Reescreva todas as linhas da listagem abaixo como uma lista numerada, sem as linhas em branco. Não inclua as imagens na resposta.

MATERIAL DA TAREFA:

===

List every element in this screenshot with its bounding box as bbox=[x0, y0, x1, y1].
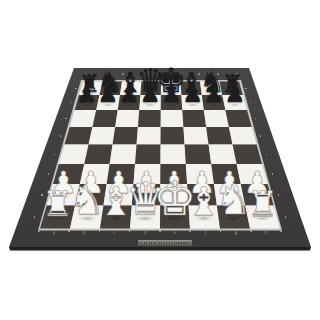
piece-black-pawn-d7[interactable]: ♟ bbox=[138, 83, 162, 107]
piece-black-pawn-h7[interactable]: ♟ bbox=[223, 83, 247, 107]
piece-black-pawn-f7[interactable]: ♟ bbox=[181, 83, 205, 107]
piece-white-rook-h1[interactable]: ♜ bbox=[245, 187, 280, 222]
chess-board-photo: abcdefgh ♜♞♝♛♚♝♞♜♟♟♟♟♟♟♟♟♟♟♟♟♟♟♟♟♜♞♝♛♚♝♞… bbox=[0, 0, 320, 320]
pieces-layer: ♜♞♝♛♚♝♞♜♟♟♟♟♟♟♟♟♟♟♟♟♟♟♟♟♜♞♝♛♚♝♞♜ bbox=[0, 0, 320, 320]
piece-black-pawn-b7[interactable]: ♟ bbox=[96, 83, 120, 107]
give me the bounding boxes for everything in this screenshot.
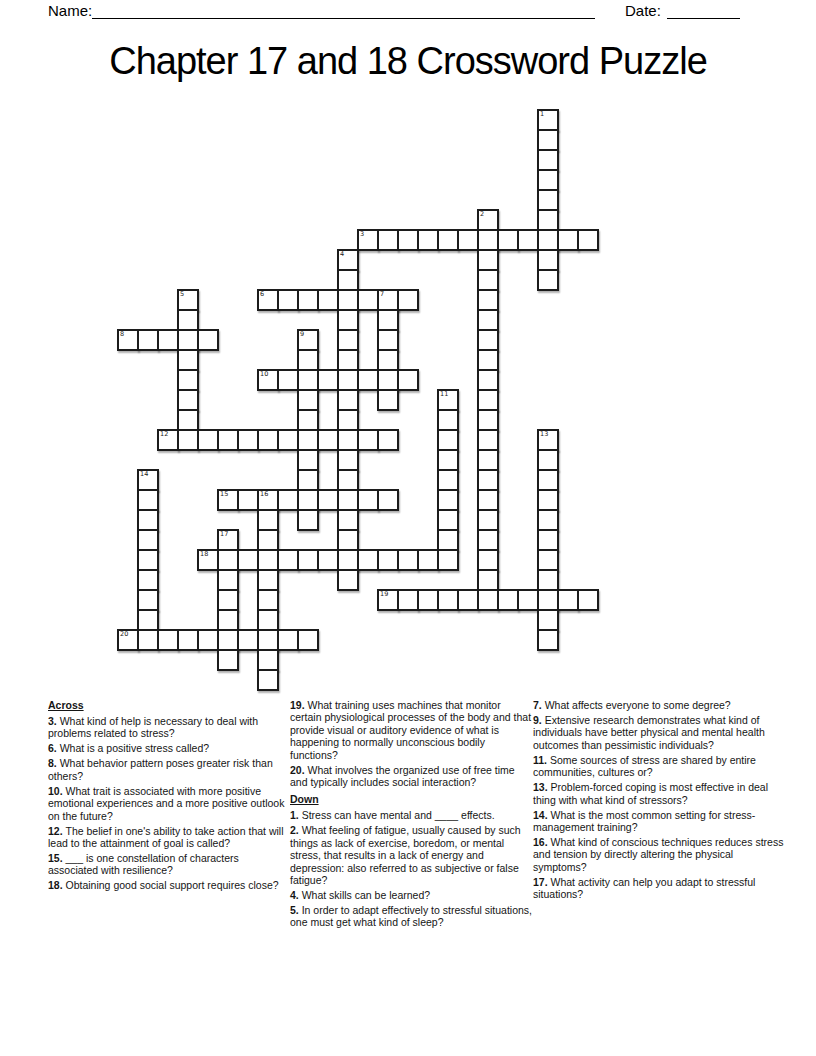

===

RESOLUÇÃO DO EXERCÍCIO:
1. List every element in this screenshot with its bounding box as bbox=[x0, y0, x1, y1].
2. piece-black-pawn-d7[interactable]: ♟ bbox=[138, 83, 162, 107]
3. piece-black-pawn-h7[interactable]: ♟ bbox=[223, 83, 247, 107]
4. piece-black-pawn-f7[interactable]: ♟ bbox=[181, 83, 205, 107]
5. piece-white-rook-h1[interactable]: ♜ bbox=[245, 187, 280, 222]
6. chess-board-photo: abcdefgh ♜♞♝♛♚♝♞♜♟♟♟♟♟♟♟♟♟♟♟♟♟♟♟♟♜♞♝♛♚♝♞… bbox=[0, 0, 320, 320]
7. pieces-layer: ♜♞♝♛♚♝♞♜♟♟♟♟♟♟♟♟♟♟♟♟♟♟♟♟♜♞♝♛♚♝♞♜ bbox=[0, 0, 320, 320]
8. piece-black-pawn-b7[interactable]: ♟ bbox=[96, 83, 120, 107]
9. give me the bounding boxes for everything in this screenshot.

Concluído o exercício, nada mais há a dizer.